(WHAT THE EXERCISE ASKS) All entries are to be quoted exactly; the images stay out of the copy.

(RECORDS FOR THE TASK)
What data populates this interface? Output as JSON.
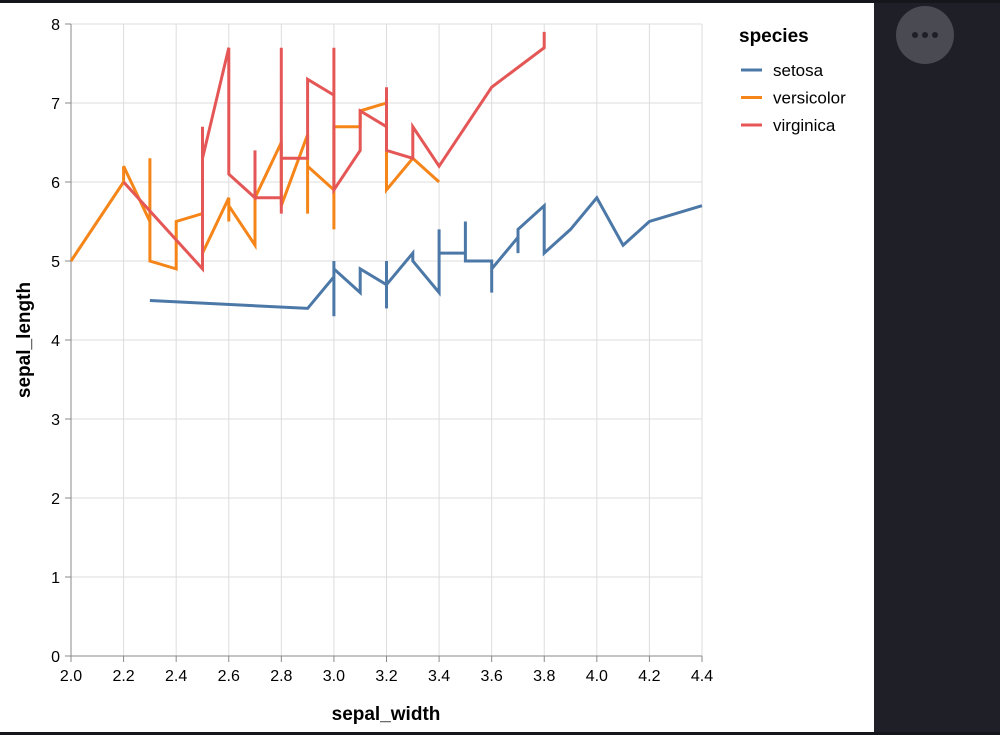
{
  "chart_data": {
    "type": "line",
    "title": "",
    "xlabel": "sepal_width",
    "ylabel": "sepal_length",
    "xlim": [
      2.0,
      4.4
    ],
    "ylim": [
      0,
      8
    ],
    "x_ticks": [
      "2.0",
      "2.2",
      "2.4",
      "2.6",
      "2.8",
      "3.0",
      "3.2",
      "3.4",
      "3.6",
      "3.8",
      "4.0",
      "4.2",
      "4.4"
    ],
    "y_ticks": [
      "0",
      "1",
      "2",
      "3",
      "4",
      "5",
      "6",
      "7",
      "8"
    ],
    "grid": true,
    "legend": {
      "title": "species",
      "position": "right"
    },
    "series": [
      {
        "name": "setosa",
        "color": "#4c78a8",
        "points": [
          [
            2.3,
            4.5
          ],
          [
            2.9,
            4.4
          ],
          [
            3.0,
            4.8
          ],
          [
            3.0,
            5.0
          ],
          [
            3.0,
            4.3
          ],
          [
            3.0,
            4.9
          ],
          [
            3.1,
            4.6
          ],
          [
            3.1,
            4.9
          ],
          [
            3.2,
            4.7
          ],
          [
            3.2,
            5.0
          ],
          [
            3.2,
            4.4
          ],
          [
            3.2,
            4.7
          ],
          [
            3.3,
            5.1
          ],
          [
            3.3,
            5.0
          ],
          [
            3.4,
            4.6
          ],
          [
            3.4,
            5.4
          ],
          [
            3.4,
            4.8
          ],
          [
            3.4,
            5.1
          ],
          [
            3.5,
            5.1
          ],
          [
            3.5,
            5.5
          ],
          [
            3.5,
            5.0
          ],
          [
            3.6,
            5.0
          ],
          [
            3.6,
            4.6
          ],
          [
            3.6,
            4.9
          ],
          [
            3.7,
            5.3
          ],
          [
            3.7,
            5.1
          ],
          [
            3.7,
            5.4
          ],
          [
            3.8,
            5.7
          ],
          [
            3.8,
            5.1
          ],
          [
            3.9,
            5.4
          ],
          [
            4.0,
            5.8
          ],
          [
            4.1,
            5.2
          ],
          [
            4.2,
            5.5
          ],
          [
            4.4,
            5.7
          ]
        ]
      },
      {
        "name": "versicolor",
        "color": "#f58518",
        "points": [
          [
            2.0,
            5.0
          ],
          [
            2.2,
            6.0
          ],
          [
            2.2,
            6.2
          ],
          [
            2.3,
            5.5
          ],
          [
            2.3,
            6.3
          ],
          [
            2.3,
            5.0
          ],
          [
            2.4,
            4.9
          ],
          [
            2.4,
            5.5
          ],
          [
            2.5,
            5.6
          ],
          [
            2.5,
            5.1
          ],
          [
            2.6,
            5.8
          ],
          [
            2.6,
            5.5
          ],
          [
            2.6,
            5.7
          ],
          [
            2.7,
            5.2
          ],
          [
            2.7,
            5.8
          ],
          [
            2.8,
            6.5
          ],
          [
            2.8,
            5.7
          ],
          [
            2.9,
            6.6
          ],
          [
            2.9,
            5.6
          ],
          [
            2.9,
            6.2
          ],
          [
            3.0,
            5.9
          ],
          [
            3.0,
            5.4
          ],
          [
            3.0,
            6.7
          ],
          [
            3.1,
            6.7
          ],
          [
            3.1,
            6.9
          ],
          [
            3.2,
            7.0
          ],
          [
            3.2,
            5.9
          ],
          [
            3.3,
            6.3
          ],
          [
            3.4,
            6.0
          ]
        ]
      },
      {
        "name": "virginica",
        "color": "#e45756",
        "points": [
          [
            2.2,
            6.0
          ],
          [
            2.5,
            4.9
          ],
          [
            2.5,
            6.7
          ],
          [
            2.5,
            6.3
          ],
          [
            2.6,
            7.7
          ],
          [
            2.6,
            6.1
          ],
          [
            2.7,
            5.8
          ],
          [
            2.7,
            6.4
          ],
          [
            2.7,
            5.8
          ],
          [
            2.8,
            5.8
          ],
          [
            2.8,
            7.7
          ],
          [
            2.8,
            5.6
          ],
          [
            2.8,
            6.3
          ],
          [
            2.9,
            6.3
          ],
          [
            2.9,
            7.3
          ],
          [
            3.0,
            7.1
          ],
          [
            3.0,
            7.7
          ],
          [
            3.0,
            5.9
          ],
          [
            3.1,
            6.4
          ],
          [
            3.1,
            6.9
          ],
          [
            3.2,
            6.7
          ],
          [
            3.2,
            7.2
          ],
          [
            3.2,
            6.4
          ],
          [
            3.3,
            6.3
          ],
          [
            3.3,
            6.7
          ],
          [
            3.4,
            6.2
          ],
          [
            3.6,
            7.2
          ],
          [
            3.8,
            7.7
          ],
          [
            3.8,
            7.9
          ]
        ]
      }
    ]
  },
  "side_panel": {
    "more_button": {
      "icon": "ellipsis-icon",
      "label": "..."
    }
  }
}
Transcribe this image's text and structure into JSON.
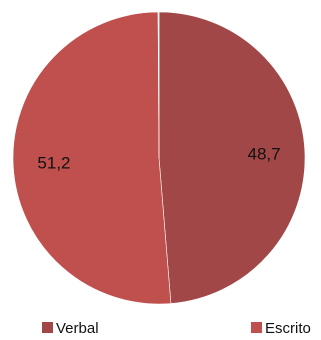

(EXERCISE OUTPUT)
What data populates this interface? Output as JSON.
{
  "chart_data": {
    "type": "line",
    "title": "",
    "xlabel": "sepal_width",
    "ylabel": "sepal_length",
    "xlim": [
      2.0,
      4.4
    ],
    "ylim": [
      0,
      8
    ],
    "x_ticks": [
      "2.0",
      "2.2",
      "2.4",
      "2.6",
      "2.8",
      "3.0",
      "3.2",
      "3.4",
      "3.6",
      "3.8",
      "4.0",
      "4.2",
      "4.4"
    ],
    "y_ticks": [
      "0",
      "1",
      "2",
      "3",
      "4",
      "5",
      "6",
      "7",
      "8"
    ],
    "grid": true,
    "legend": {
      "title": "species",
      "position": "right"
    },
    "series": [
      {
        "name": "setosa",
        "color": "#4c78a8",
        "points": [
          [
            2.3,
            4.5
          ],
          [
            2.9,
            4.4
          ],
          [
            3.0,
            4.8
          ],
          [
            3.0,
            5.0
          ],
          [
            3.0,
            4.3
          ],
          [
            3.0,
            4.9
          ],
          [
            3.1,
            4.6
          ],
          [
            3.1,
            4.9
          ],
          [
            3.2,
            4.7
          ],
          [
            3.2,
            5.0
          ],
          [
            3.2,
            4.4
          ],
          [
            3.2,
            4.7
          ],
          [
            3.3,
            5.1
          ],
          [
            3.3,
            5.0
          ],
          [
            3.4,
            4.6
          ],
          [
            3.4,
            5.4
          ],
          [
            3.4,
            4.8
          ],
          [
            3.4,
            5.1
          ],
          [
            3.5,
            5.1
          ],
          [
            3.5,
            5.5
          ],
          [
            3.5,
            5.0
          ],
          [
            3.6,
            5.0
          ],
          [
            3.6,
            4.6
          ],
          [
            3.6,
            4.9
          ],
          [
            3.7,
            5.3
          ],
          [
            3.7,
            5.1
          ],
          [
            3.7,
            5.4
          ],
          [
            3.8,
            5.7
          ],
          [
            3.8,
            5.1
          ],
          [
            3.9,
            5.4
          ],
          [
            4.0,
            5.8
          ],
          [
            4.1,
            5.2
          ],
          [
            4.2,
            5.5
          ],
          [
            4.4,
            5.7
          ]
        ]
      },
      {
        "name": "versicolor",
        "color": "#f58518",
        "points": [
          [
            2.0,
            5.0
          ],
          [
            2.2,
            6.0
          ],
          [
            2.2,
            6.2
          ],
          [
            2.3,
            5.5
          ],
          [
            2.3,
            6.3
          ],
          [
            2.3,
            5.0
          ],
          [
            2.4,
            4.9
          ],
          [
            2.4,
            5.5
          ],
          [
            2.5,
            5.6
          ],
          [
            2.5,
            5.1
          ],
          [
            2.6,
            5.8
          ],
          [
            2.6,
            5.5
          ],
          [
            2.6,
            5.7
          ],
          [
            2.7,
            5.2
          ],
          [
            2.7,
            5.8
          ],
          [
            2.8,
            6.5
          ],
          [
            2.8,
            5.7
          ],
          [
            2.9,
            6.6
          ],
          [
            2.9,
            5.6
          ],
          [
            2.9,
            6.2
          ],
          [
            3.0,
            5.9
          ],
          [
            3.0,
            5.4
          ],
          [
            3.0,
            6.7
          ],
          [
            3.1,
            6.7
          ],
          [
            3.1,
            6.9
          ],
          [
            3.2,
            7.0
          ],
          [
            3.2,
            5.9
          ],
          [
            3.3,
            6.3
          ],
          [
            3.4,
            6.0
          ]
        ]
      },
      {
        "name": "virginica",
        "color": "#e45756",
        "points": [
          [
            2.2,
            6.0
          ],
          [
            2.5,
            4.9
          ],
          [
            2.5,
            6.7
          ],
          [
            2.5,
            6.3
          ],
          [
            2.6,
            7.7
          ],
          [
            2.6,
            6.1
          ],
          [
            2.7,
            5.8
          ],
          [
            2.7,
            6.4
          ],
          [
            2.7,
            5.8
          ],
          [
            2.8,
            5.8
          ],
          [
            2.8,
            7.7
          ],
          [
            2.8,
            5.6
          ],
          [
            2.8,
            6.3
          ],
          [
            2.9,
            6.3
          ],
          [
            2.9,
            7.3
          ],
          [
            3.0,
            7.1
          ],
          [
            3.0,
            7.7
          ],
          [
            3.0,
            5.9
          ],
          [
            3.1,
            6.4
          ],
          [
            3.1,
            6.9
          ],
          [
            3.2,
            6.7
          ],
          [
            3.2,
            7.2
          ],
          [
            3.2,
            6.4
          ],
          [
            3.3,
            6.3
          ],
          [
            3.3,
            6.7
          ],
          [
            3.4,
            6.2
          ],
          [
            3.6,
            7.2
          ],
          [
            3.8,
            7.7
          ],
          [
            3.8,
            7.9
          ]
        ]
      }
    ]
  },
  "side_panel": {
    "more_button": {
      "icon": "ellipsis-icon",
      "label": "..."
    }
  }
}
Transcribe this image's text and structure into JSON.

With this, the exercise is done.